All of the material below is to be repeated exactly.

==*==

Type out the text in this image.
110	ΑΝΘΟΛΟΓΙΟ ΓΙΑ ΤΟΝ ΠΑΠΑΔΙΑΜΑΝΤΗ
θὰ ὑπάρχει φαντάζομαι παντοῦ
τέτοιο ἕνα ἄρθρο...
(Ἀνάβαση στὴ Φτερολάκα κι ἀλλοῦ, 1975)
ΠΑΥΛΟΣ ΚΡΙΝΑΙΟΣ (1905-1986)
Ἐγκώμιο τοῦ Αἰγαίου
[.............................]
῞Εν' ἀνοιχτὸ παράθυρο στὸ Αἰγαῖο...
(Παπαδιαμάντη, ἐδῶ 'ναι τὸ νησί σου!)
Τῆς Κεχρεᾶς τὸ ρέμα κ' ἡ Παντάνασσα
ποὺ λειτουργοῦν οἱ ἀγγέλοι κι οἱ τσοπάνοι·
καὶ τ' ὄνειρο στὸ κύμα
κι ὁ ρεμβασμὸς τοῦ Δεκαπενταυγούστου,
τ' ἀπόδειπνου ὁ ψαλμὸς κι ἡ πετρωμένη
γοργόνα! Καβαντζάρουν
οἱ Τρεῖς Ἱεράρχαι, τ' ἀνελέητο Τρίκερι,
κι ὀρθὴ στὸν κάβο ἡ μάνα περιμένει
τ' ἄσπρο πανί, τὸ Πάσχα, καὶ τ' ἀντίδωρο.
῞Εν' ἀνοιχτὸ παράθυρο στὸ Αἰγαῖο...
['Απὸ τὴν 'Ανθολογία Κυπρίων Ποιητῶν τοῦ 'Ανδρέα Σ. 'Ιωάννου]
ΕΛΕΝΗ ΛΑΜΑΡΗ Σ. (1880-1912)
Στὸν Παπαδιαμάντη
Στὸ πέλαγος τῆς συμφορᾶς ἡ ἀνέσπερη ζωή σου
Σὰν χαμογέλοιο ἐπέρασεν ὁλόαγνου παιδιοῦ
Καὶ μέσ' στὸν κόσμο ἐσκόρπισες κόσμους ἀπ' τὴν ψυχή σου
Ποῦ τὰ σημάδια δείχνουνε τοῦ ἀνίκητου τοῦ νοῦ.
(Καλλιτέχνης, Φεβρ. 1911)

==*==

■ COMPLETE RESPONSE ■
Type out the text in this image.
110	ΑΝΘΟΛΟΓΙΟ ΓΙΑ ΤΟΝ ΠΑΠΑΔΙΑΜΑΝΤΗ
θὰ ὑπάρχει φαντάζομαι παντοῦ
τέτοιο ἕνα ἄρθρο...
(Ἀνάβαση στὴ Φτερολάκα κι ἀλλοῦ, 1975)
ΠΑΥΛΟΣ ΚΡΙΝΑΙΟΣ (1905-1986)
Ἐγκώμιο τοῦ Αἰγαίου
[.............................]
῞Εν' ἀνοιχτὸ παράθυρο στὸ Αἰγαῖο...
(Παπαδιαμάντη, ἐδῶ 'ναι τὸ νησί σου!)
Τῆς Κεχρεᾶς τὸ ρέμα κ' ἡ Παντάνασσα
ποὺ λειτουργοῦν οἱ ἀγγέλοι κι οἱ τσοπάνοι·
καὶ τ' ὄνειρο στὸ κύμα
κι ὁ ρεμβασμὸς τοῦ Δεκαπενταυγούστου,
τ' ἀπόδειπνου ὁ ψαλμὸς κι ἡ πετρωμένη
γοργόνα! Καβαντζάρουν
οἱ Τρεῖς Ἱεράρχαι, τ' ἀνελέητο Τρίκερι,
κι ὀρθὴ στὸν κάβο ἡ μάνα περιμένει
τ' ἄσπρο πανί, τὸ Πάσχα, καὶ τ' ἀντίδωρο.
῞Εν' ἀνοιχτὸ παράθυρο στὸ Αἰγαῖο...
['Απὸ τὴν 'Ανθολογία Κυπρίων Ποιητῶν τοῦ 'Ανδρέα Σ. 'Ιωάννου]
ΕΛΕΝΗ ΛΑΜΑΡΗ Σ. (1880-1912)
Στὸν Παπαδιαμάντη
Στὸ πέλαγος τῆς συμφορᾶς ἡ ἀνέσπερη ζωή σου
Σὰν χαμογέλοιο ἐπέρασεν ὁλόαγνου παιδιοῦ
Καὶ μέσ' στὸν κόσμο ἐσκόρπισες κόσμους ἀπ' τὴν ψυχή σου
Ποῦ τὰ σημάδια δείχνουνε τοῦ ἀνίκητου τοῦ νοῦ.
(Καλλιτέχνης, Φεβρ. 1911)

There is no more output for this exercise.